Work required: Below are some records; copy each line in them that contains "ander".

Data under study:
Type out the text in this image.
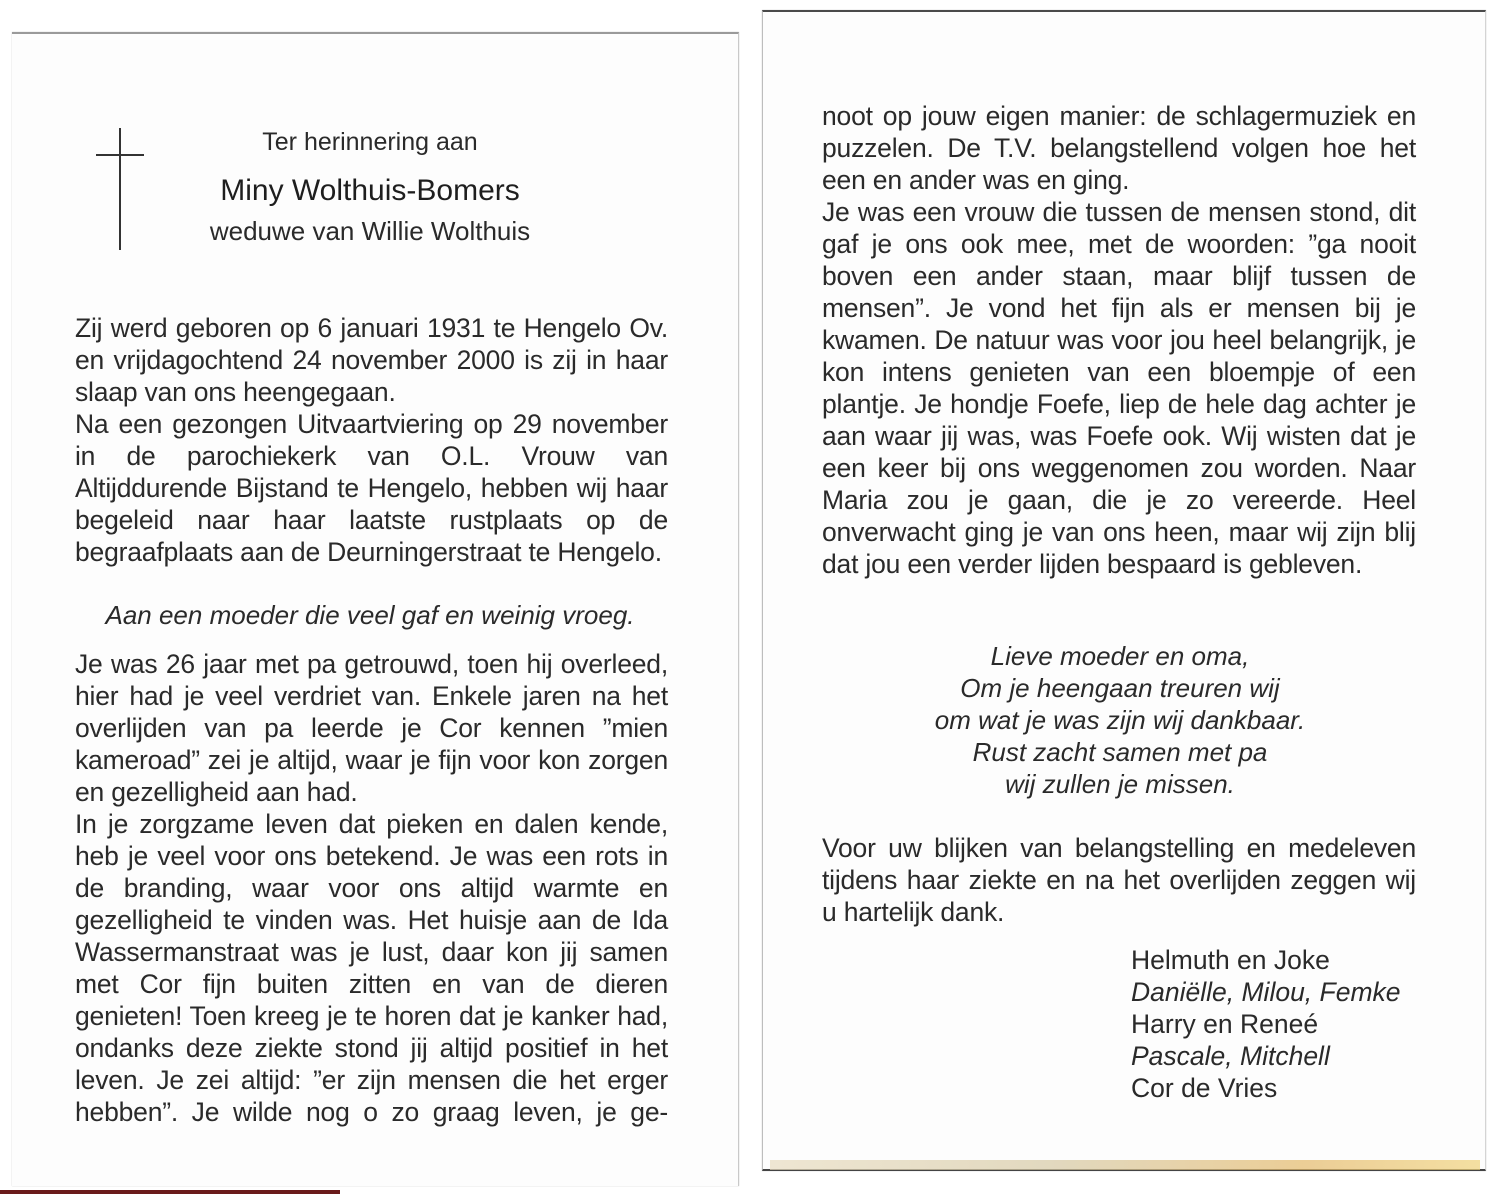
Ter herinnering aan
Miny Wolthuis-Bomers
weduwe van Willie Wolthuis

Zij werd geboren op 6 januari 1931 te Hengelo Ov. en vrijdagochtend 24 november 2000 is zij in haar slaap van ons heengegaan.

Na een gezongen Uitvaartviering op 29 november in de parochiekerk van O.L. Vrouw van Altijddurende Bijstand te Hengelo, hebben wij haar begeleid naar haar laatste rustplaats op de begraafplaats aan de Deurningerstraat te Hengelo.

Aan een moeder die veel gaf en weinig vroeg.

Je was 26 jaar met pa getrouwd, toen hij overleed, hier had je veel verdriet van. Enkele jaren na het overlijden van pa leerde je Cor kennen ”mien kameroad” zei je altijd, waar je fijn voor kon zorgen en gezelligheid aan had.

In je zorgzame leven dat pieken en dalen kende, heb je veel voor ons betekend. Je was een rots in de branding, waar voor ons altijd warmte en gezelligheid te vinden was. Het huisje aan de Ida Wassermanstraat was je lust, daar kon jij samen met Cor fijn buiten zitten en van de dieren genieten! Toen kreeg je te horen dat je kanker had, ondanks deze ziekte stond jij altijd positief in het leven. Je zei altijd: ”er zijn mensen die het erger hebben”. Je wilde nog o zo graag leven, je ge-

noot op jouw eigen manier: de schlagermuziek en puzzelen. De T.V. belangstellend volgen hoe het een en ander was en ging.

Je was een vrouw die tussen de mensen stond, dit gaf je ons ook mee, met de woorden: ”ga nooit boven een ander staan, maar blijf tussen de mensen”. Je vond het fijn als er mensen bij je kwamen. De natuur was voor jou heel belangrijk, je kon intens genieten van een bloempje of een plantje. Je hondje Foefe, liep de hele dag achter je aan waar jij was, was Foefe ook. Wij wisten dat je een keer bij ons weggenomen zou worden. Naar Maria zou je gaan, die je zo vereerde. Heel onverwacht ging je van ons heen, maar wij zijn blij dat jou een verder lijden bespaard is gebleven.

Lieve moeder en oma,
Om je heengaan treuren wij
om wat je was zijn wij dankbaar.
Rust zacht samen met pa
wij zullen je missen.
Voor uw blijken van belangstelling en medeleven tijdens haar ziekte en na het overlijden zeggen wij u hartelijk dank.
Helmuth en Joke
Daniëlle, Milou, Femke
Harry en Reneé
Pascale, Mitchell
Cor de Vries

Reply to the exercise:
noot op jouw eigen manier: de schlagermuziek en puzzelen. De T.V. belangstellend volgen hoe het een en ander was en ging.
Je was een vrouw die tussen de mensen stond, dit gaf je ons ook mee, met de woorden: ”ga nooit boven een ander staan, maar blijf tussen de mensen”. Je vond het fijn als er mensen bij je kwamen. De natuur was voor jou heel belangrijk, je kon intens genieten van een bloempje of een plantje. Je hondje Foefe, liep de hele dag achter je aan waar jij was, was Foefe ook. Wij wisten dat je een keer bij ons weggenomen zou worden. Naar Maria zou je gaan, die je zo vereerde. Heel onverwacht ging je van ons heen, maar wij zijn blij dat jou een verder lijden bespaard is gebleven.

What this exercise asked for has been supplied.